-- Exercise details --
Select the lines below containing the word "掌上青岛".
[Start of Extracted entries]
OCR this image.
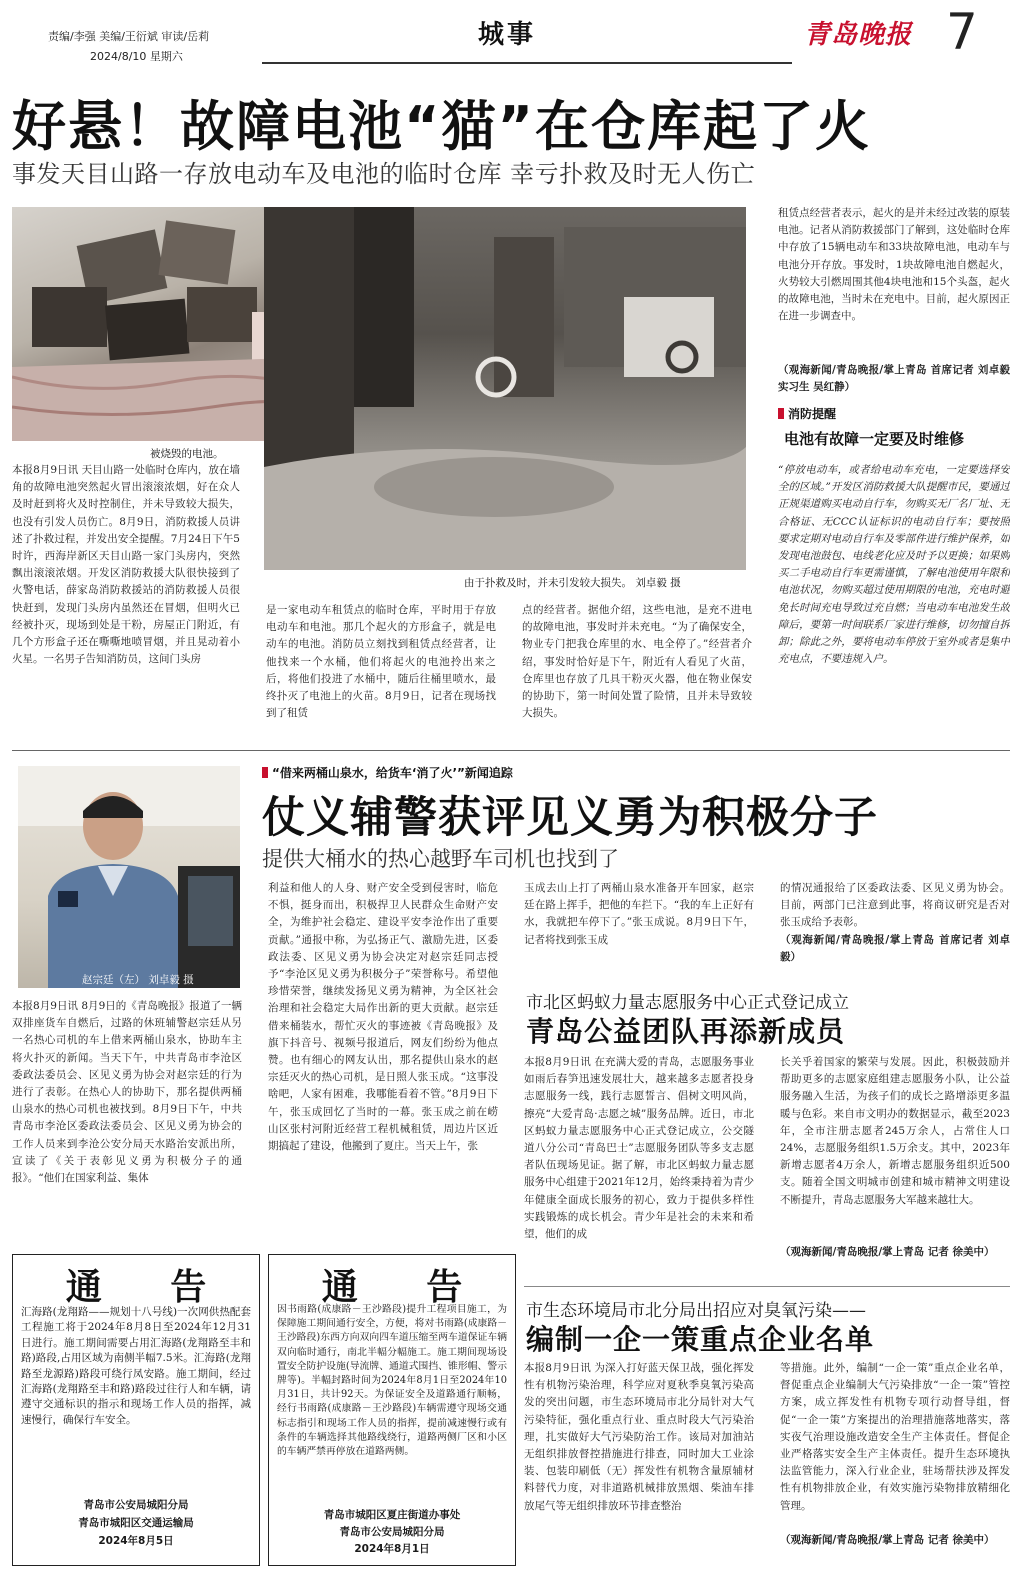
责编/李强 美编/王衍斌 审读/岳莉
2024/8/10 星期六
城事	青岛晚报 7
好悬！故障电池“猫”在仓库起了火
事发天目山路一存放电动车及电池的临时仓库 幸亏扑救及时无人伤亡
被烧毁的电池。
由于扑救及时，并未引发较大损失。 刘卓毅 摄
本报8月9日讯 天目山路一处临时仓库内，放在墙角的故障电池突然起火冒出滚滚浓烟，好在众人及时赶到将火及时控制住，并未导致较大损失，也没有引发人员伤亡。8月9日，消防救援人员讲述了扑救过程，并发出安全提醒。7月24日下午5时许，西海岸新区天目山路一家门头房内，突然飘出滚滚浓烟。开发区消防救援大队很快接到了火警电话，薛家岛消防救援站的消防救援人员很快赶到，发现门头房内虽然还在冒烟，但明火已经被扑灭，现场到处是干粉，房屋正门附近，有几个方形盒子还在嘶嘶地喷冒烟，并且晃动着小火星。一名男子告知消防员，这间门头房
是一家电动车租赁点的临时仓库，平时用于存放电动车和电池。那几个起火的方形盒子，就是电动车的电池。消防员立刻找到租赁点经营者，让他找来一个水桶，他们将起火的电池拎出来之后，将他们投进了水桶中，随后往桶里喷水，最终扑灭了电池上的火苗。8月9日，记者在现场找到了租赁
点的经营者。据他介绍，这些电池，是充不进电的故障电池，事发时并未充电。“为了确保安全，物业专门把我仓库里的水、电全停了。”经营者介绍，事发时恰好是下午，附近有人看见了火苗，仓库里也存放了几具干粉灭火器，他在物业保安的协助下，第一时间处置了险情，且并未导致较大损失。
租赁点经营者表示，起火的是并未经过改装的原装电池。记者从消防救援部门了解到，这处临时仓库中存放了15辆电动车和33块故障电池，电动车与电池分开存放。事发时，1块故障电池自燃起火，火势较大引燃周围其他4块电池和15个头盔，起火的故障电池，当时未在充电中。目前，起火原因正在进一步调查中。
（观海新闻/青岛晚报/掌上青岛 首席记者 刘卓毅 实习生 吴红静）
消防提醒
电池有故障一定要及时维修
“停放电动车，或者给电动车充电，一定要选择安全的区域。”开发区消防救援大队提醒市民，要通过正规渠道购买电动自行车，勿购买无厂名厂址、无合格证、无CCC认证标识的电动自行车；要按照要求定期对电动自行车及零部件进行维护保养，如发现电池鼓包、电线老化应及时予以更换；如果购买二手电动自行车更需谨慎，了解电池使用年限和电池状况，勿购买超过使用期限的电池，充电时避免长时间充电导致过充自燃；当电动车电池发生故障后，要第一时间联系厂家进行维修，切勿擅自拆卸；除此之外，要将电动车停放于室外或者是集中充电点，不要违规入户。
赵宗廷（左） 刘卓毅 摄
“借来两桶山泉水，给货车‘消了火’”新闻追踪
仗义辅警获评见义勇为积极分子
提供大桶水的热心越野车司机也找到了
本报8月9日讯 8月9日的《青岛晚报》报道了一辆双排座货车自燃后，过路的休班辅警赵宗廷从另一名热心司机的车上借来两桶山泉水，协助车主将火扑灭的新闻。当天下午，中共青岛市李沧区委政法委员会、区见义勇为协会对赵宗廷的行为进行了表彰。在热心人的协助下，那名提供两桶山泉水的热心司机也被找到。8月9日下午，中共青岛市李沧区委政法委员会、区见义勇为协会的工作人员来到李沧公安分局天水路治安派出所，宣读了《关于表彰见义勇为积极分子的通报》。“他们在国家利益、集体
利益和他人的人身、财产安全受到侵害时，临危不惧，挺身而出，积极捍卫人民群众生命财产安全，为维护社会稳定、建设平安李沧作出了重要贡献。”通报中称，为弘扬正气、激励先进，区委政法委、区见义勇为协会决定对赵宗廷同志授予“李沧区见义勇为积极分子”荣誉称号。希望他珍惜荣誉，继续发扬见义勇为精神，为全区社会治理和社会稳定大局作出新的更大贡献。赵宗廷借来桶装水，帮忙灭火的事迹被《青岛晚报》及旗下抖音号、视频号报道后，网友们纷纷为他点赞。也有细心的网友认出，那名提供山泉水的赵宗廷灭火的热心司机，是日照人张玉成。“这事没啥吧，人家有困难，我哪能看着不管。”8月9日下午，张玉成回忆了当时的一幕。张玉成之前在崂山区张村河附近经营工程机械租赁，周边片区近期搞起了建设，他搬到了夏庄。当天上午，张
玉成去山上打了两桶山泉水准备开车回家，赵宗廷在路上挥手，把他的车拦下。“我的车上正好有水，我就把车停下了。”张玉成说。8月9日下午，记者将找到张玉成
的情况通报给了区委政法委、区见义勇为协会。目前，两部门已注意到此事，将商议研究是否对张玉成给予表彰。
（观海新闻/青岛晚报/掌上青岛 首席记者 刘卓毅）
市北区蚂蚁力量志愿服务中心正式登记成立
青岛公益团队再添新成员
本报8月9日讯 在充满大爱的青岛，志愿服务事业如雨后春笋迅速发展壮大，越来越多志愿者投身志愿服务一线，践行志愿誓言、倡树文明风尚，擦亮“大爱青岛·志愿之城”服务品牌。近日，市北区蚂蚁力量志愿服务中心正式登记成立，公交隧道八分公司“青岛巴士”志愿服务团队等多支志愿者队伍现场见证。据了解，市北区蚂蚁力量志愿服务中心组建于2021年12月，始终秉持着为青少年健康全面成长服务的初心，致力于提供多样性实践锻炼的成长机会。青少年是社会的未来和希望，他们的成
长关乎着国家的繁荣与发展。因此，积极鼓励并帮助更多的志愿家庭组建志愿服务小队，让公益服务融入生活，为孩子们的成长之路增添更多温暖与色彩。来自市文明办的数据显示，截至2023年，全市注册志愿者245万余人，占常住人口24%，志愿服务组织1.5万余支。其中，2023年新增志愿者4万余人，新增志愿服务组织近500支。随着全国文明城市创建和城市精神文明建设不断提升，青岛志愿服务大军越来越壮大。
（观海新闻/青岛晚报/掌上青岛 记者 徐美中）
市生态环境局市北分局出招应对臭氧污染——
编制一企一策重点企业名单
本报8月9日讯 为深入打好蓝天保卫战，强化挥发性有机物污染治理，科学应对夏秋季臭氧污染高发的突出问题，市生态环境局市北分局针对大气污染特征，强化重点行业、重点时段大气污染治理，扎实做好大气污染防治工作。该局对加油站无组织排放督控措施进行排查，同时加大工业涂装、包装印刷低（无）挥发性有机物含量原辅材料替代力度，对非道路机械排放黑烟、柴油车排放尾气等无组织排放环节排查整治
等措施。此外，编制“一企一策”重点企业名单，督促重点企业编制大气污染排放“一企一策”管控方案，成立挥发性有机物专项行动督导组，督促“一企一策”方案提出的治理措施落地落实，落实夜气治理设施改造安全生产主体责任。督促企业严格落实安全生产主体责任。提升生态环境执法监管能力，深入行业企业，驻场帮扶涉及挥发性有机物排放企业，有效实施污染物排放精细化管理。
（观海新闻/青岛晚报/掌上青岛 记者 徐美中）
通 告
汇海路(龙翔路——规划十八号线)一次网供热配套工程施工将于2024年8月8日至2024年12月31日进行。施工期间需要占用汇海路(龙翔路至丰和路)路段,占用区域为南侧半幅7.5米。汇海路(龙翔路至龙源路)路段可绕行凤安路。施工期间，经过汇海路(龙翔路至丰和路)路段过往行人和车辆，请遵守交通标识的指示和现场工作人员的指挥，减速慢行，确保行车安全。
青岛市公安局城阳分局
青岛市城阳区交通运输局
2024年8月5日
通 告
因书雨路(成康路－王沙路段)提升工程项目施工，为保障施工期间通行安全，方便，将对书雨路(成康路－王沙路段)东西方向双向四车道压缩至两车道保证车辆双向临时通行，南北半幅分幅施工。施工期间现场设置安全防护设施(导流牌、通道式围挡、锥形帽、警示牌等)。半幅封路时间为2024年8月1日至2024年10月31日，共计92天。为保证安全及道路通行顺畅，经行书雨路(成康路－王沙路段)车辆需遵守现场交通标志指引和现场工作人员的指挥，提前减速慢行或有条件的车辆选择其他路线绕行，道路两侧厂区和小区的车辆严禁再停放在道路两侧。
青岛市城阳区夏庄街道办事处
青岛市公安局城阳分局
2024年8月1日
[End of Extracted entries]
-- Exercise answer --
（观海新闻/青岛晚报/掌上青岛 首席记者 刘卓毅 实习生 吴红静）
（观海新闻/青岛晚报/掌上青岛 首席记者 刘卓毅）
（观海新闻/青岛晚报/掌上青岛 记者 徐美中）
（观海新闻/青岛晚报/掌上青岛 记者 徐美中）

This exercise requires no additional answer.